DIRECTIONS:
Copy all lines that contain the word "xlabel".

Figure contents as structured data
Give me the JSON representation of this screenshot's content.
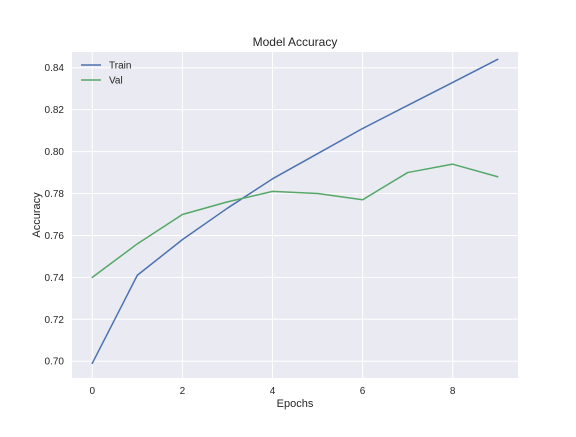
{
  "chart_data": {
    "type": "line",
    "title": "Model Accuracy",
    "xlabel": "Epochs",
    "ylabel": "Accuracy",
    "x": [
      0,
      1,
      2,
      3,
      4,
      5,
      6,
      7,
      8,
      9
    ],
    "xlim": [
      -0.45,
      9.45
    ],
    "ylim": [
      0.692,
      0.8475
    ],
    "xticks": [
      0,
      2,
      4,
      6,
      8
    ],
    "xtick_labels": [
      "0",
      "2",
      "4",
      "6",
      "8"
    ],
    "yticks": [
      0.7,
      0.72,
      0.74,
      0.76,
      0.78,
      0.8,
      0.82,
      0.84
    ],
    "ytick_labels": [
      "0.70",
      "0.72",
      "0.74",
      "0.76",
      "0.78",
      "0.80",
      "0.82",
      "0.84"
    ],
    "grid": true,
    "legend_position": "top-left",
    "background_color": "#eaeaf2",
    "grid_color": "#ffffff",
    "series": [
      {
        "name": "Train",
        "color": "#4c72b0",
        "values": [
          0.699,
          0.741,
          0.758,
          0.773,
          0.787,
          0.799,
          0.811,
          0.822,
          0.833,
          0.844
        ]
      },
      {
        "name": "Val",
        "color": "#55a868",
        "values": [
          0.74,
          0.756,
          0.77,
          0.776,
          0.781,
          0.78,
          0.777,
          0.79,
          0.794,
          0.788
        ]
      }
    ]
  }
}
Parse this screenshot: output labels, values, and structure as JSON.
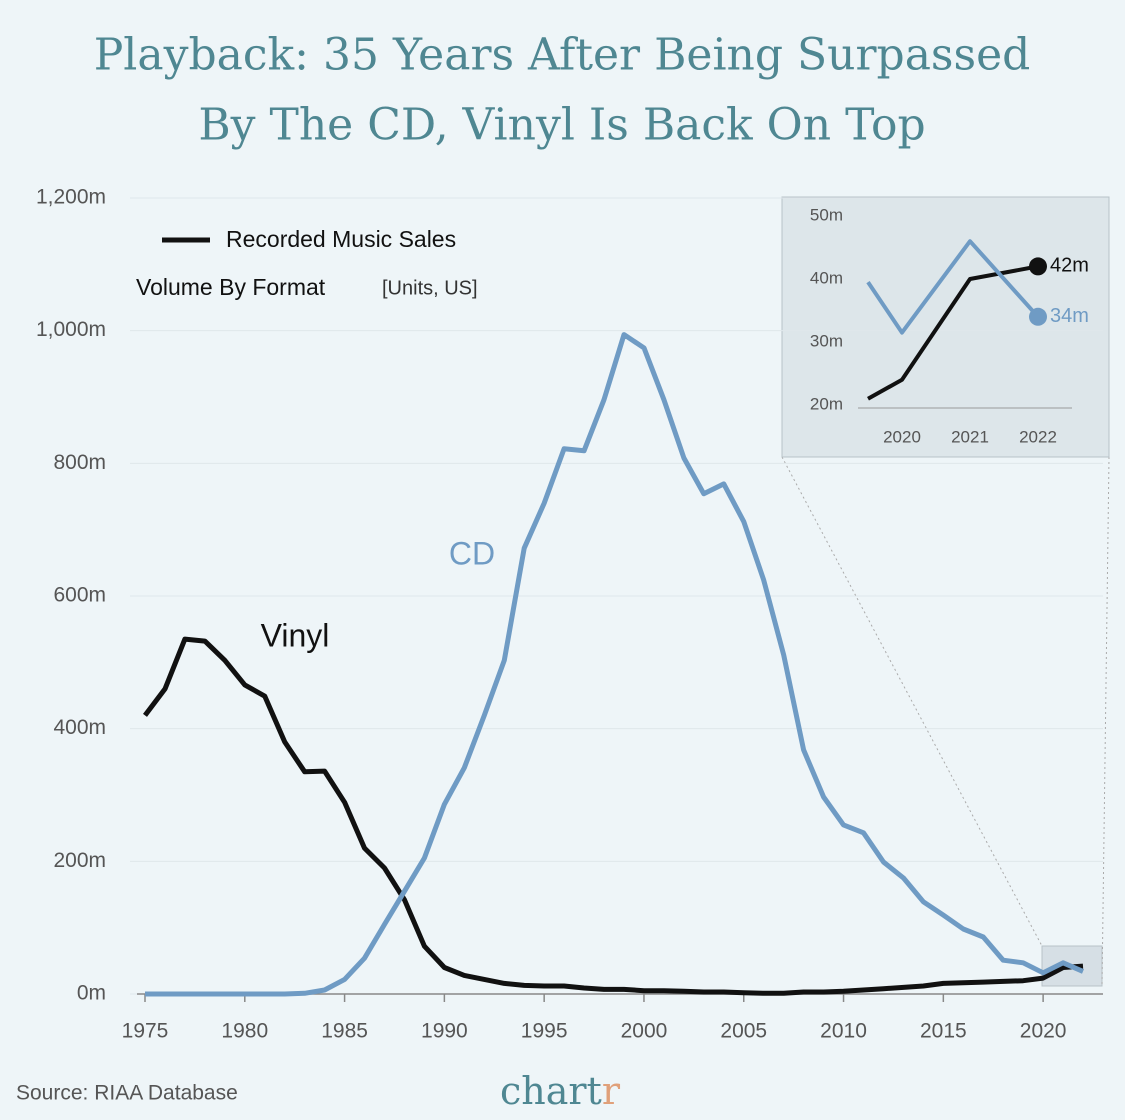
{
  "title": [
    "Playback: 35 Years After Being Surpassed",
    "By The CD, Vinyl Is Back On Top"
  ],
  "source": "Source: RIAA Database",
  "logo": {
    "text": "chart",
    "accent": "r"
  },
  "chart_data": [
    {
      "type": "line",
      "legend_label": "Recorded Music Sales",
      "subtitle": "Volume By Format",
      "units": "[Units, US]",
      "x": [
        1975,
        1976,
        1977,
        1978,
        1979,
        1980,
        1981,
        1982,
        1983,
        1984,
        1985,
        1986,
        1987,
        1988,
        1989,
        1990,
        1991,
        1992,
        1993,
        1994,
        1995,
        1996,
        1997,
        1998,
        1999,
        2000,
        2001,
        2002,
        2003,
        2004,
        2005,
        2006,
        2007,
        2008,
        2009,
        2010,
        2011,
        2012,
        2013,
        2014,
        2015,
        2016,
        2017,
        2018,
        2019,
        2020,
        2021,
        2022
      ],
      "series": [
        {
          "name": "Vinyl",
          "color": "#111111",
          "values": [
            420,
            460,
            535,
            532,
            503,
            466,
            449,
            380,
            335,
            336,
            289,
            220,
            190,
            142,
            72,
            40,
            28,
            22,
            16,
            13,
            12,
            12,
            9,
            7,
            7,
            5,
            5,
            4,
            3,
            3,
            2,
            1,
            1,
            3,
            3,
            4,
            6,
            8,
            10,
            12,
            16,
            17,
            18,
            19,
            20,
            24,
            40,
            42
          ]
        },
        {
          "name": "CD",
          "color": "#6f9bc4",
          "values": [
            0,
            0,
            0,
            0,
            0,
            0,
            0,
            0,
            1,
            6,
            22,
            54,
            105,
            155,
            205,
            286,
            341,
            420,
            503,
            672,
            740,
            822,
            819,
            896,
            994,
            974,
            896,
            808,
            754,
            769,
            712,
            624,
            511,
            368,
            297,
            255,
            243,
            199,
            175,
            139,
            119,
            98,
            86,
            51,
            47,
            32,
            47,
            34
          ]
        }
      ],
      "xlim": [
        1975,
        2023
      ],
      "xticks": [
        1975,
        1980,
        1985,
        1990,
        1995,
        2000,
        2005,
        2010,
        2015,
        2020
      ],
      "ylim": [
        0,
        1200
      ],
      "yticks": [
        {
          "value": 0,
          "label": "0m"
        },
        {
          "value": 200,
          "label": "200m"
        },
        {
          "value": 400,
          "label": "400m"
        },
        {
          "value": 600,
          "label": "600m"
        },
        {
          "value": 800,
          "label": "800m"
        },
        {
          "value": 1000,
          "label": "1,000m"
        },
        {
          "value": 1200,
          "label": "1,200m"
        }
      ],
      "grid": true
    },
    {
      "type": "line",
      "x": [
        2019.5,
        2020,
        2021,
        2022
      ],
      "series": [
        {
          "name": "Vinyl",
          "color": "#111111",
          "values": [
            21,
            24,
            40,
            42
          ],
          "value_labels": [
            null,
            null,
            null,
            "42m"
          ]
        },
        {
          "name": "CD",
          "color": "#6f9bc4",
          "values": [
            39.5,
            31.5,
            46,
            34
          ],
          "value_labels": [
            null,
            null,
            null,
            "34m"
          ]
        }
      ],
      "xlim": [
        2019.5,
        2022.5
      ],
      "xticks": [
        2020,
        2021,
        2022
      ],
      "ylim": [
        20,
        50
      ],
      "yticks": [
        {
          "value": 20,
          "label": "20m"
        },
        {
          "value": 30,
          "label": "30m"
        },
        {
          "value": 40,
          "label": "40m"
        },
        {
          "value": 50,
          "label": "50m"
        }
      ],
      "grid": false
    }
  ]
}
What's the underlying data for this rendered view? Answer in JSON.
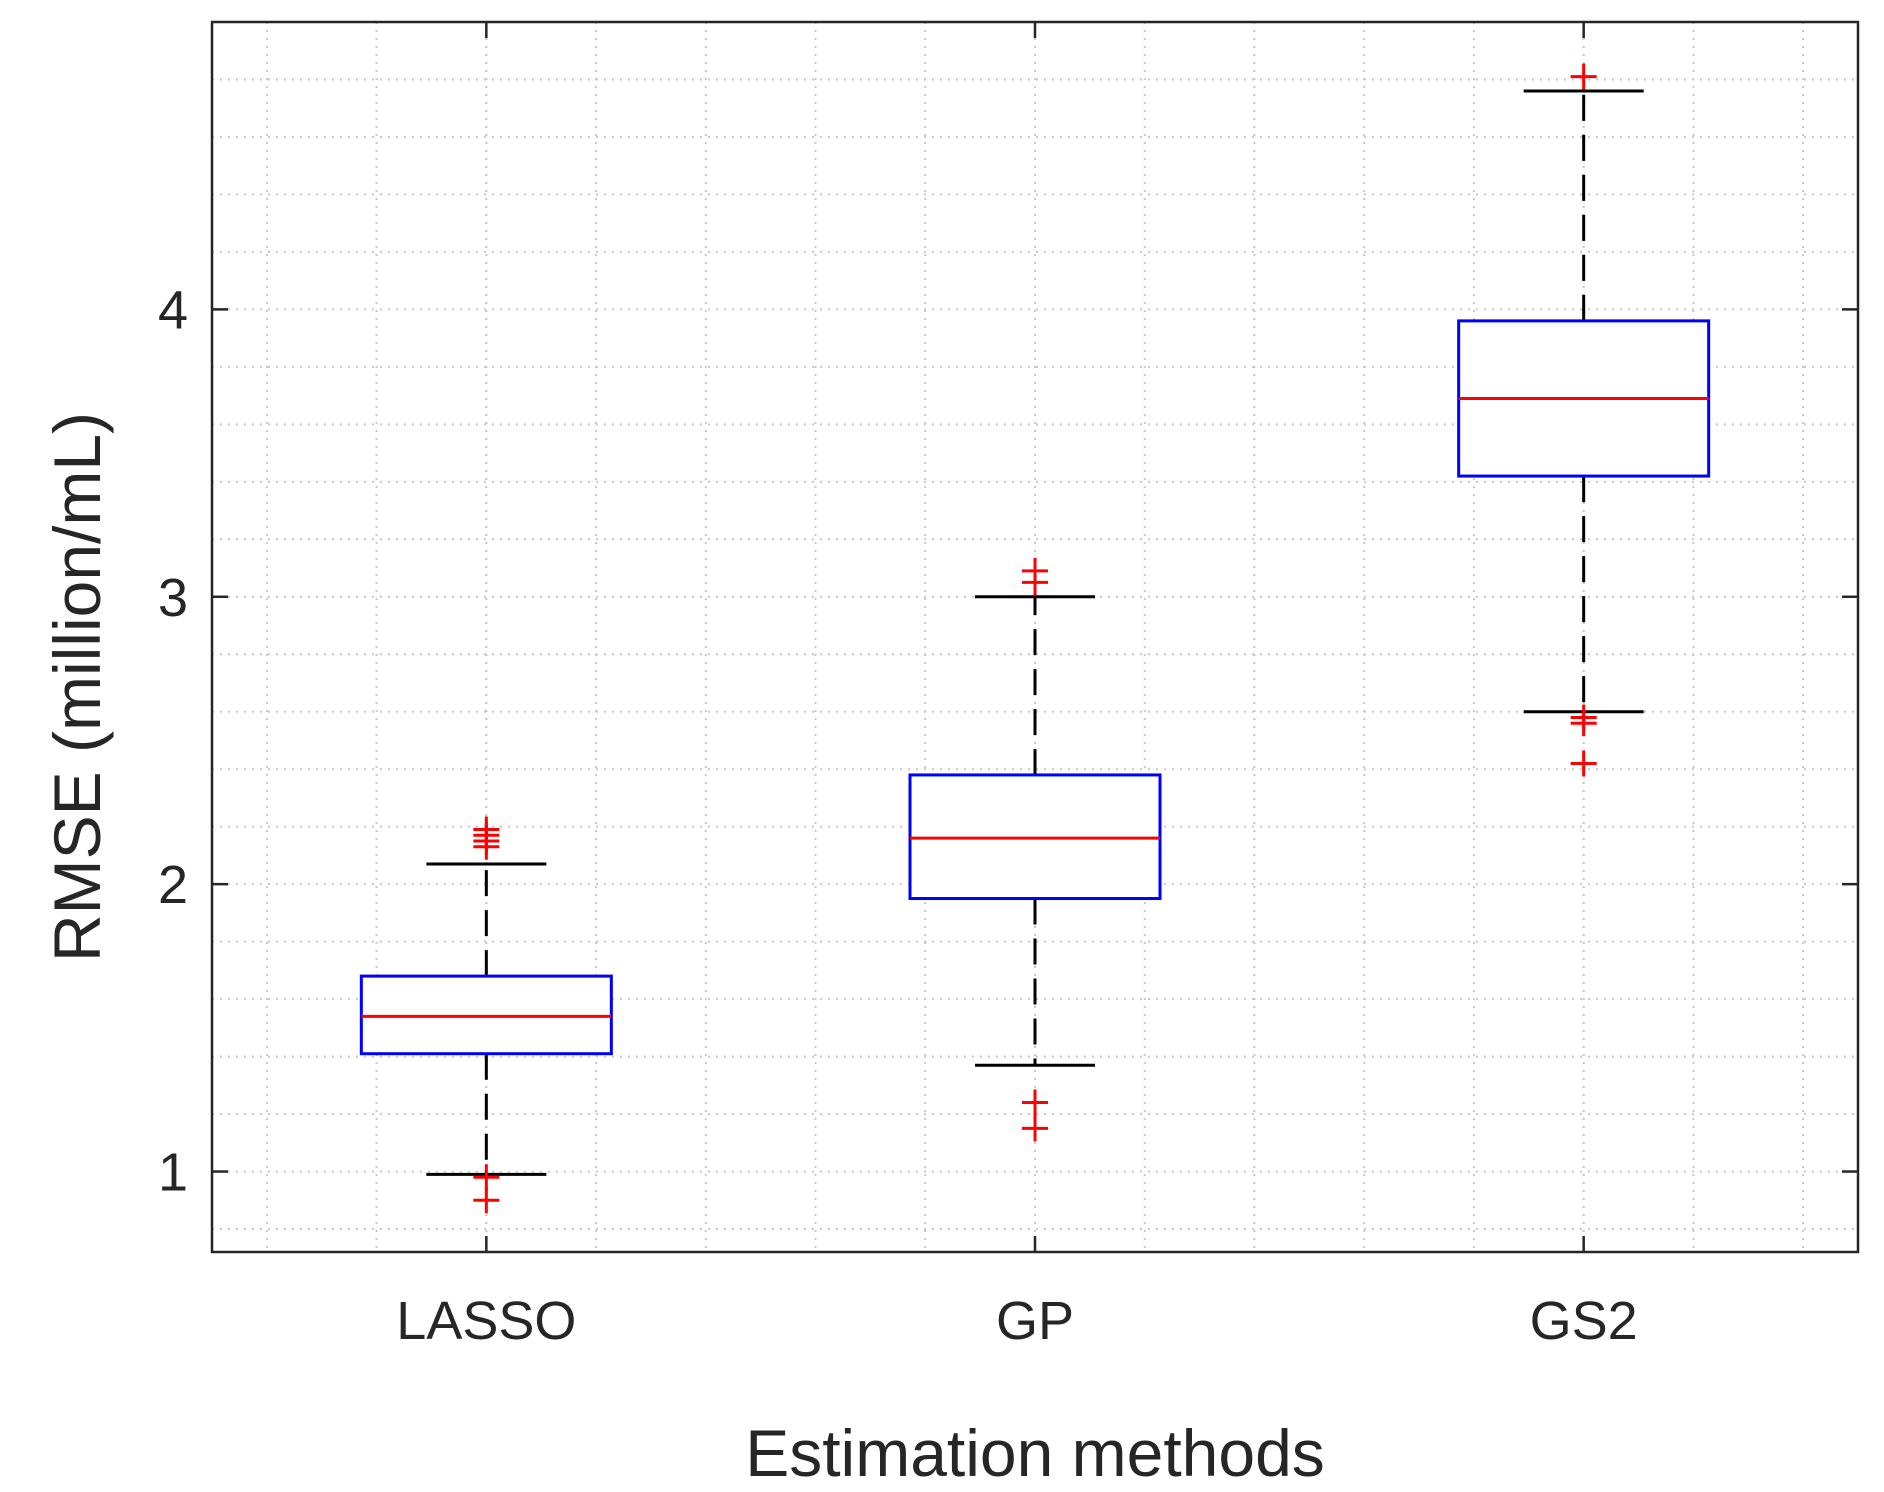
{
  "chart_data": {
    "type": "box",
    "title": "",
    "xlabel": "Estimation methods",
    "ylabel": "RMSE (million/mL)",
    "ylim": [
      0.72,
      5.0
    ],
    "yticks": [
      1,
      2,
      3,
      4
    ],
    "yminor_step": 0.2,
    "grid": true,
    "categories": [
      "LASSO",
      "GP",
      "GS2"
    ],
    "boxes": [
      {
        "name": "LASSO",
        "whisker_low": 0.99,
        "q1": 1.41,
        "median": 1.54,
        "q3": 1.68,
        "whisker_high": 2.07,
        "outliers": [
          0.98,
          0.9,
          2.13,
          2.15,
          2.17,
          2.19
        ]
      },
      {
        "name": "GP",
        "whisker_low": 1.37,
        "q1": 1.95,
        "median": 2.16,
        "q3": 2.38,
        "whisker_high": 3.0,
        "outliers": [
          1.24,
          1.15,
          3.05,
          3.09
        ]
      },
      {
        "name": "GS2",
        "whisker_low": 2.6,
        "q1": 3.42,
        "median": 3.69,
        "q3": 3.96,
        "whisker_high": 4.76,
        "outliers": [
          2.58,
          2.56,
          2.42,
          4.81
        ]
      }
    ],
    "colors": {
      "box": "#0000ff",
      "median": "#ff0000",
      "whisker": "#000000",
      "outlier": "#ff0000",
      "axis": "#262626",
      "grid": "#c8c8c8"
    }
  }
}
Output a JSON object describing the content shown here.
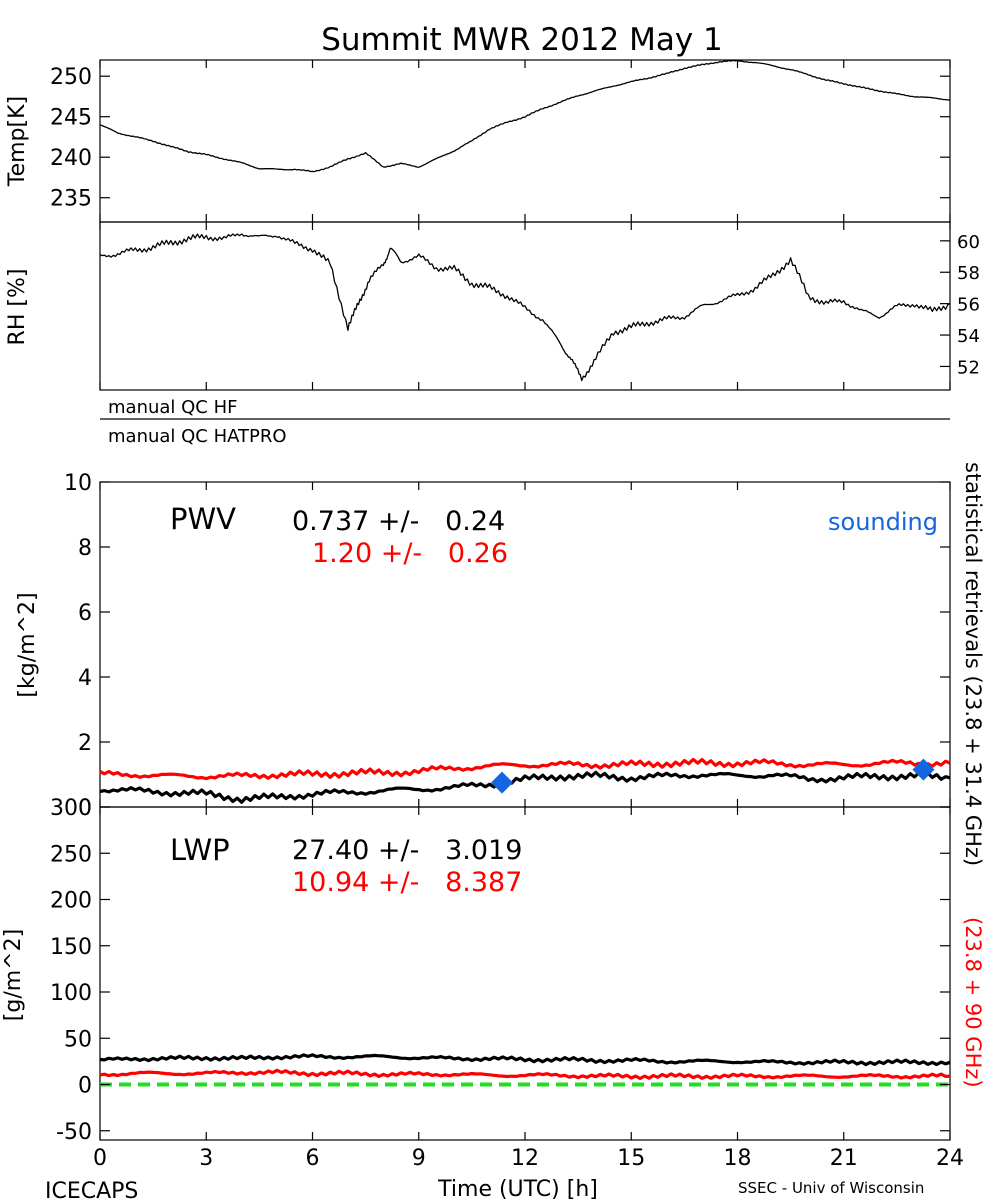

FULL RESPONSE:
    "xlabel": "Epochs",
    "xlabel": "Estimation methods",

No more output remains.